Stored entries
* START *

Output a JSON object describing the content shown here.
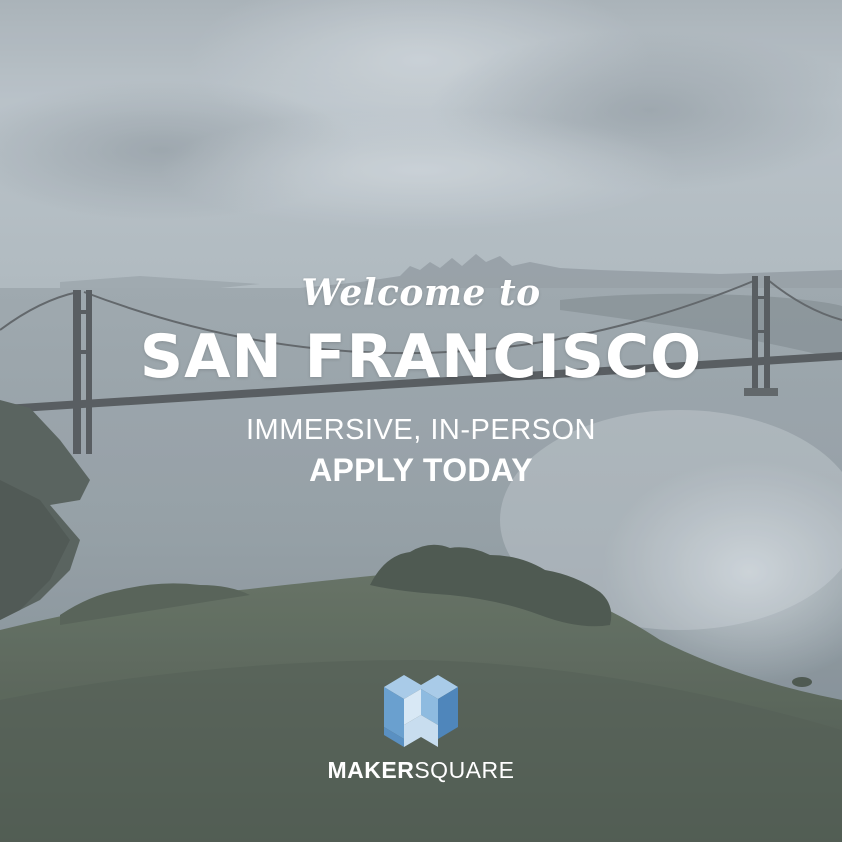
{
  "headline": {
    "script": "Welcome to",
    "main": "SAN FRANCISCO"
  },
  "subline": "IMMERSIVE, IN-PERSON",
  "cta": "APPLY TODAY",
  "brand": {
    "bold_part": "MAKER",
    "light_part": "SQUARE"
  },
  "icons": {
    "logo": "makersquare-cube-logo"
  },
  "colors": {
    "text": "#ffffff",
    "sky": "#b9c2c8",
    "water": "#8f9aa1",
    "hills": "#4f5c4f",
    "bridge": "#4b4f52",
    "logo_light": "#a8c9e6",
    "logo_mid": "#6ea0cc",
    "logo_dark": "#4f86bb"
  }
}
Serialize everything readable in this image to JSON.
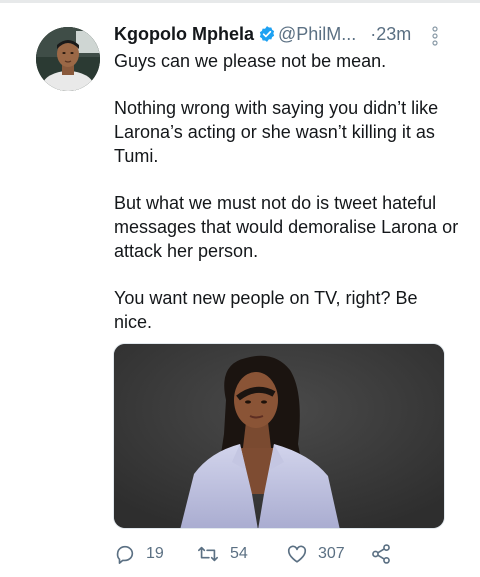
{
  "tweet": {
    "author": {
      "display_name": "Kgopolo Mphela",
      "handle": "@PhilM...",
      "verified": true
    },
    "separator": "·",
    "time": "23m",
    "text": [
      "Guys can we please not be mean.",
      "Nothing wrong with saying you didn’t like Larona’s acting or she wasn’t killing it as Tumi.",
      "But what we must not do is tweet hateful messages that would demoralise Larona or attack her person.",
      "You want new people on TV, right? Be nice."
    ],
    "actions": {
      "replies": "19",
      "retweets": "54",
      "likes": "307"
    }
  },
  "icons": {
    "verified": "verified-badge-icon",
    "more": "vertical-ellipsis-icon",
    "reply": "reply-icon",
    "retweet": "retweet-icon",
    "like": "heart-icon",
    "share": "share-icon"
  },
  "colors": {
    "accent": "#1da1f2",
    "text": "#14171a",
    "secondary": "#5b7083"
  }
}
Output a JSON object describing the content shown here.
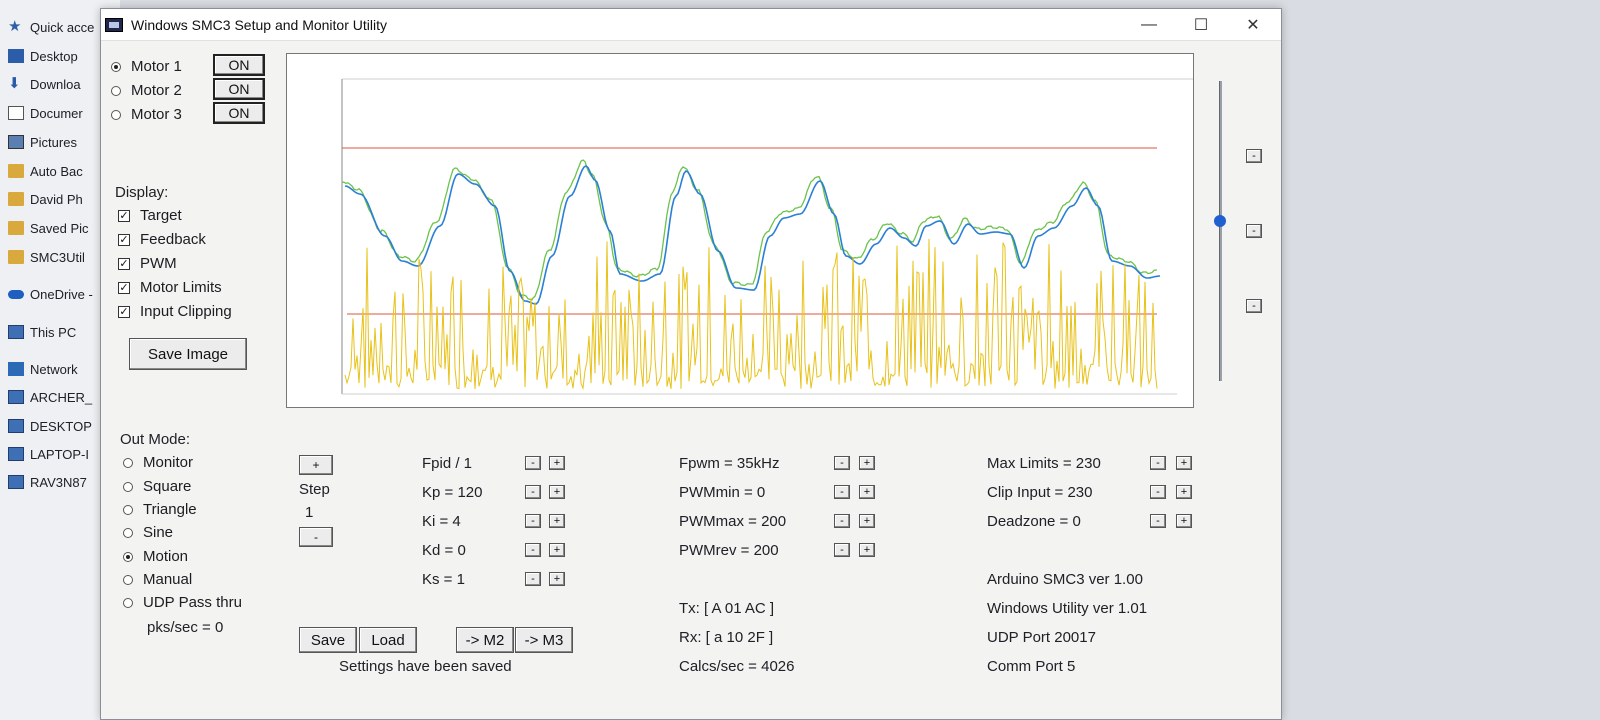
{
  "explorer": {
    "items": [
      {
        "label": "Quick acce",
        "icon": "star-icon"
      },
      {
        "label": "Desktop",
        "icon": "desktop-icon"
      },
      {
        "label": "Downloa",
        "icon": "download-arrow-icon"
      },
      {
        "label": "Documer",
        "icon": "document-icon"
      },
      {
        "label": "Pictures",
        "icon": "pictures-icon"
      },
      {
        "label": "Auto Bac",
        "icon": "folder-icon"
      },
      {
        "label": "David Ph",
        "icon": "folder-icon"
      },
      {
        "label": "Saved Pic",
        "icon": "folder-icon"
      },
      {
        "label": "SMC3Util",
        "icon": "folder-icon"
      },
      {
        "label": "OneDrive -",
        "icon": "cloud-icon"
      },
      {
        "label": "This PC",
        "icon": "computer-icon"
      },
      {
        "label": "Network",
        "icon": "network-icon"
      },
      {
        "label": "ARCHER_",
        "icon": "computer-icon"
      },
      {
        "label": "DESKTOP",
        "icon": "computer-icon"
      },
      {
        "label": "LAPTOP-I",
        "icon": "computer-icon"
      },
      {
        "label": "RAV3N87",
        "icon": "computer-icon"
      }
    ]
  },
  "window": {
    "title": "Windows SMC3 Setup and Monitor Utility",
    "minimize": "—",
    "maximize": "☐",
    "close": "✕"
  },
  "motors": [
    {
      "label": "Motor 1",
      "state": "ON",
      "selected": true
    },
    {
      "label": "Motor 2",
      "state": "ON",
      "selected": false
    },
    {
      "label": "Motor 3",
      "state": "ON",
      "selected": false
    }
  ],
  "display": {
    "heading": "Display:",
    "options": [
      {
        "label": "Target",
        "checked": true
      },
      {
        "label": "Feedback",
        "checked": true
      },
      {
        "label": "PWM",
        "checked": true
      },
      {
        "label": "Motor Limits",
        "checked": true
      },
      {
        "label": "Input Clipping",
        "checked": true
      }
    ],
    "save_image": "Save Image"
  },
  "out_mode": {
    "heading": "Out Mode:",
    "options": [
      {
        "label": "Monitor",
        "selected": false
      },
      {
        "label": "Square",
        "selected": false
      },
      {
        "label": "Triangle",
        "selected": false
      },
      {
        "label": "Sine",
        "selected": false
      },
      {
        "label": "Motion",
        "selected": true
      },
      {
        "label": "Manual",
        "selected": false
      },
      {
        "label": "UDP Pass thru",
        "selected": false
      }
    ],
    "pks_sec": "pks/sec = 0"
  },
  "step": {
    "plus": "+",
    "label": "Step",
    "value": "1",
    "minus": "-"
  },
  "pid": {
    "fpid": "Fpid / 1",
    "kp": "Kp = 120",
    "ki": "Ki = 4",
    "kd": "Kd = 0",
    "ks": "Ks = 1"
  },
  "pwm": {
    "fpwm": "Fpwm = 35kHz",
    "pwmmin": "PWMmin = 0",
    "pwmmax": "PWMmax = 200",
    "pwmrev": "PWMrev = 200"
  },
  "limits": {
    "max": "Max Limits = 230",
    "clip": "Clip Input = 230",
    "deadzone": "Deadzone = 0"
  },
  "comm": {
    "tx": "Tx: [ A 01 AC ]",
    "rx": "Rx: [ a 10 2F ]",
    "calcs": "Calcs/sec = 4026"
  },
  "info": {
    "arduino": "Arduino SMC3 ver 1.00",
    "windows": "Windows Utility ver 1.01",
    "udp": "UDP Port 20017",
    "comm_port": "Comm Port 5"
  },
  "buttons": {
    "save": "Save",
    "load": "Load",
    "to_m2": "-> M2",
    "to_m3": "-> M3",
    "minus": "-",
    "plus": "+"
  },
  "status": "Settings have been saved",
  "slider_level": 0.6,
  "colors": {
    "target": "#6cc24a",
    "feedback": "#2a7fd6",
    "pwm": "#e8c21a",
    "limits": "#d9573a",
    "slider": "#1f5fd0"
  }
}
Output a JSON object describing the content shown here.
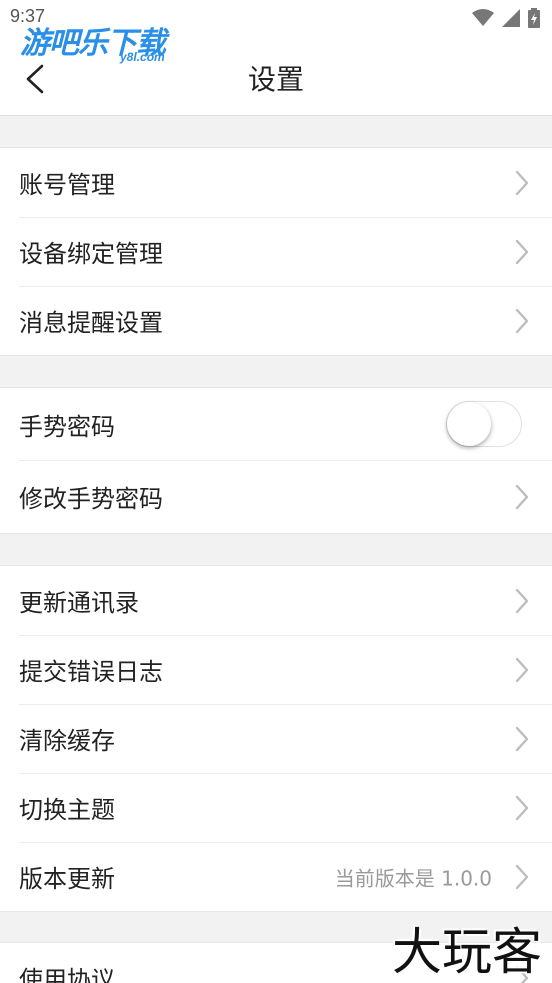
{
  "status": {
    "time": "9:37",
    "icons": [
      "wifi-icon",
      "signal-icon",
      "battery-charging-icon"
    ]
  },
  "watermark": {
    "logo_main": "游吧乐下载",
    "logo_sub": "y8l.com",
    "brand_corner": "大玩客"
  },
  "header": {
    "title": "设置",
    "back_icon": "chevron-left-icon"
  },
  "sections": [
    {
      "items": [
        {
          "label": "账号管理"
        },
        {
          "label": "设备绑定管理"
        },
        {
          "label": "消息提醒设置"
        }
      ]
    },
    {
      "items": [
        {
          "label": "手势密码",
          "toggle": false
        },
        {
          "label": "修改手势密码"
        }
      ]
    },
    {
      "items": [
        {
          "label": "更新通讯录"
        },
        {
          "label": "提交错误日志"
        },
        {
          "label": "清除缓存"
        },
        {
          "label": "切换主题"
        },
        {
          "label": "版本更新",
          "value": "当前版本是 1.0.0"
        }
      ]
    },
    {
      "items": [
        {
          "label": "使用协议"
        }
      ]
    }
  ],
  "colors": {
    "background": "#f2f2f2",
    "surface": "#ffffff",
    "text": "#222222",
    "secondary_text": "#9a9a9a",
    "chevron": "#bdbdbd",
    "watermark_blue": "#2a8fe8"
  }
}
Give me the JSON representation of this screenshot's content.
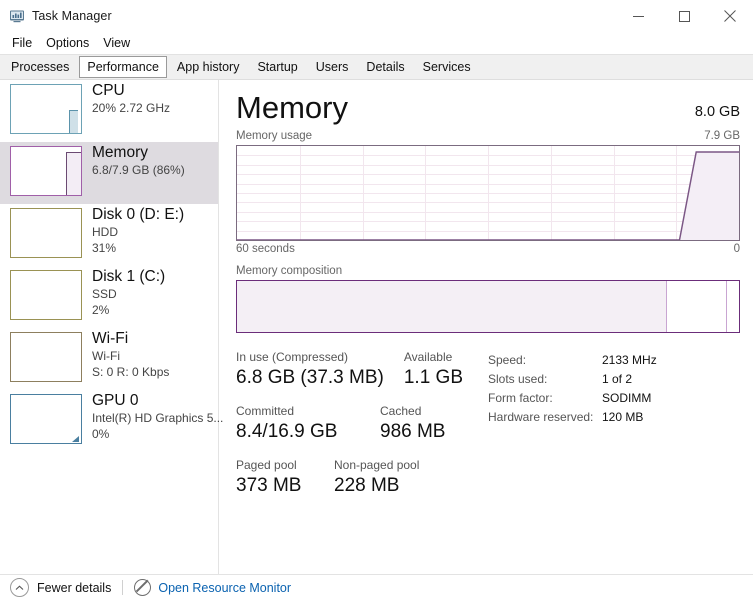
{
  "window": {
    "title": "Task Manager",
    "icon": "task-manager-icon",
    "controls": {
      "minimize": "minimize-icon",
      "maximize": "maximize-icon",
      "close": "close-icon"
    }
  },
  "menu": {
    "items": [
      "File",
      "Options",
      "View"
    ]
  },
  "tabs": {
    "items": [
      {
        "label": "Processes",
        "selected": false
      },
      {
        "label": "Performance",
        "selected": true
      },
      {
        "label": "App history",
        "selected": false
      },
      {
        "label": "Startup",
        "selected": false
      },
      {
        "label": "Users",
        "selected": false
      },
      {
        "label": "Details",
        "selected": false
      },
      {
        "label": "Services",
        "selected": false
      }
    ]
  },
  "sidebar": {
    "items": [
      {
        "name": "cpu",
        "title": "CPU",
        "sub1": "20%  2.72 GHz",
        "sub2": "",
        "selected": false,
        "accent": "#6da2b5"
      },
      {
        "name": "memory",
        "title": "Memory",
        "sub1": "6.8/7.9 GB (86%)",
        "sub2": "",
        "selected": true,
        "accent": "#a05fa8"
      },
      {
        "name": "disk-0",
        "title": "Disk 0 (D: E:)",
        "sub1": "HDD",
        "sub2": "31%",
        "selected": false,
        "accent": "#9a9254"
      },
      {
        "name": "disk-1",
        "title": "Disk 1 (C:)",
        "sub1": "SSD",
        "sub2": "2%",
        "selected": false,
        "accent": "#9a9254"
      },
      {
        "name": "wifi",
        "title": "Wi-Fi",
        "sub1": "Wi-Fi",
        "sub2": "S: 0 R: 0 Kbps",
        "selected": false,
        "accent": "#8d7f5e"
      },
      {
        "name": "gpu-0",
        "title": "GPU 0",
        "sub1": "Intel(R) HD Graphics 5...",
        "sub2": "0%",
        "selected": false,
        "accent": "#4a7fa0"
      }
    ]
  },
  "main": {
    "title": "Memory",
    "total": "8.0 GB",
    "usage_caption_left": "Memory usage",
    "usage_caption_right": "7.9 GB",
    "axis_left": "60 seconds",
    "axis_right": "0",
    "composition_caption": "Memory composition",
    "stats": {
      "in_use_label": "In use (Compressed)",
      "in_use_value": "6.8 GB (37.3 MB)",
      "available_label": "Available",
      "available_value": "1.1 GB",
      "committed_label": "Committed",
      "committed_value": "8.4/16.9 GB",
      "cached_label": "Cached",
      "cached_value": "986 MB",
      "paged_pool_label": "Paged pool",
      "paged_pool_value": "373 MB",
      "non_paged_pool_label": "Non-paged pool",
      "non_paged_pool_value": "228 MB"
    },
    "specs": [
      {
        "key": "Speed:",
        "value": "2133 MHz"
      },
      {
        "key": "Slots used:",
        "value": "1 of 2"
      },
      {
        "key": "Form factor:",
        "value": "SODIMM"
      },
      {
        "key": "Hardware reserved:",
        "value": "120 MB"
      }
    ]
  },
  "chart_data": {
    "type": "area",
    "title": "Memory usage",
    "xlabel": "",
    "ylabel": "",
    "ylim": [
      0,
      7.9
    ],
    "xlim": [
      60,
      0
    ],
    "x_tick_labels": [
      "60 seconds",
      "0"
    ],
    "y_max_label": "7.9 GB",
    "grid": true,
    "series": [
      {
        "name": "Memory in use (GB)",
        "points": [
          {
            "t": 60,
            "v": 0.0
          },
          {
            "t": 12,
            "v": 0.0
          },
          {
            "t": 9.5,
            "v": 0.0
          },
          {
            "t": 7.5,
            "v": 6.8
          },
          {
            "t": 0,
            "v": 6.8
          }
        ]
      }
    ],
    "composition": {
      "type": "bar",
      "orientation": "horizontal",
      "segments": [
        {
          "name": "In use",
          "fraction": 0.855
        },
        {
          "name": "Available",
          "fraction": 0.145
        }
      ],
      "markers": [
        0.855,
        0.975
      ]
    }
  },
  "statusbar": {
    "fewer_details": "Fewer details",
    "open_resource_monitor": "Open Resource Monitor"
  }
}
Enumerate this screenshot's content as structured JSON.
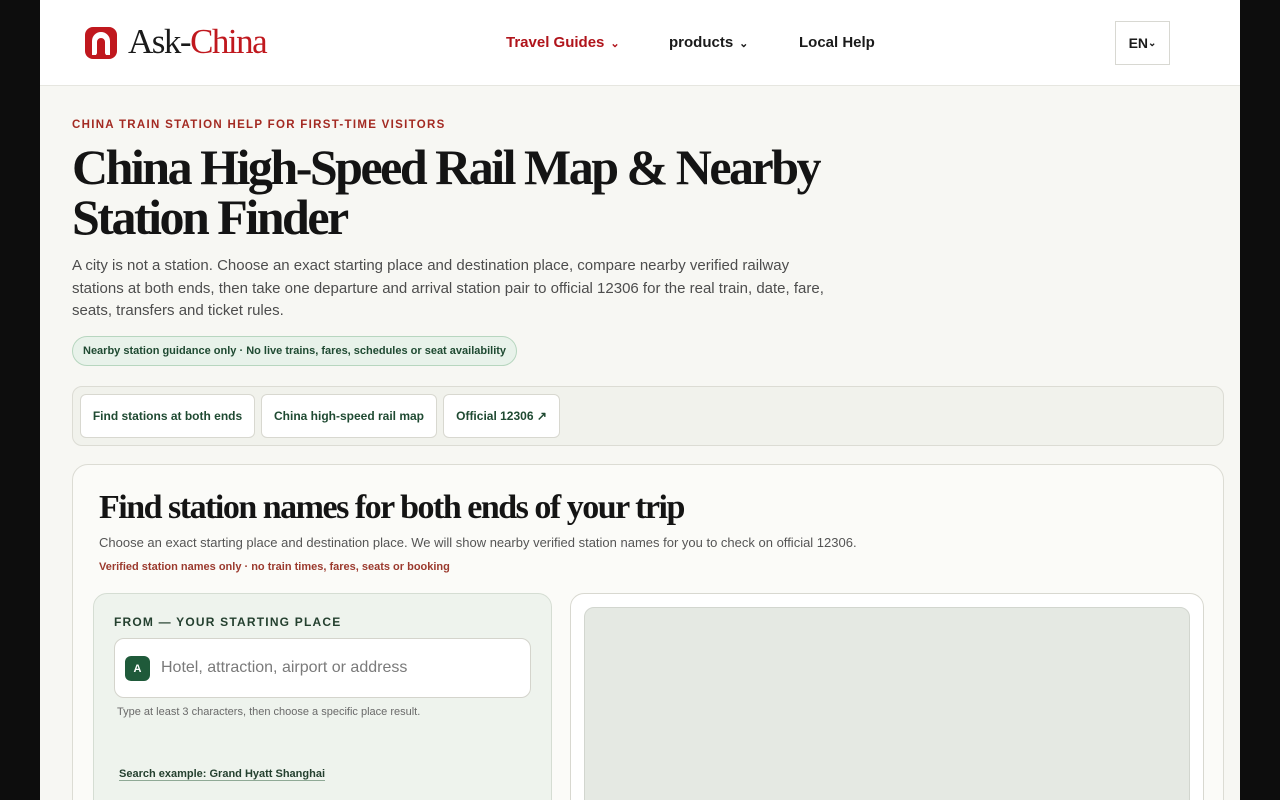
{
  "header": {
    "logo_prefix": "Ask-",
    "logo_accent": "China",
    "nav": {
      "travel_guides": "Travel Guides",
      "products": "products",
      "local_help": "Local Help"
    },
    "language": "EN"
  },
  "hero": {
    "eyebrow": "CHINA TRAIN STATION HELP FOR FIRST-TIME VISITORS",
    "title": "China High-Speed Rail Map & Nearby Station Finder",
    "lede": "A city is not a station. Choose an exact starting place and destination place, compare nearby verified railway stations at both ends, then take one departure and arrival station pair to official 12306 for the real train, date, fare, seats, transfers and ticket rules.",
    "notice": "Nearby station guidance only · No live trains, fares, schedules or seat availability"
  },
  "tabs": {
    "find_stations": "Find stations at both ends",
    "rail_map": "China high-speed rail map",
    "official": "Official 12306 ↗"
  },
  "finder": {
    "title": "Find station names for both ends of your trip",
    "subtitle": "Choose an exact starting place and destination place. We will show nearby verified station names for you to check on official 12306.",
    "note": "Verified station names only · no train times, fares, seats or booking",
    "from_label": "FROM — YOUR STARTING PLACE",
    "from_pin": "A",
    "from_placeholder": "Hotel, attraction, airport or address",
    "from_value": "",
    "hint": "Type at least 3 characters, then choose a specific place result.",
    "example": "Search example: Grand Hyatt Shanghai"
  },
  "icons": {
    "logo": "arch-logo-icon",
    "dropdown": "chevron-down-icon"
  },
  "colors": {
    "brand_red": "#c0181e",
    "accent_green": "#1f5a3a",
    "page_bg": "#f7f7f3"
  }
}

* END *

Task requirements -
Gather all the lines that include the word "fares" and copy them out.

Solution -
    "notice": "Nearby station guidance only · No live trains, fares, schedules or seat availability"
    "note": "Verified station names only · no train times, fares, seats or booking",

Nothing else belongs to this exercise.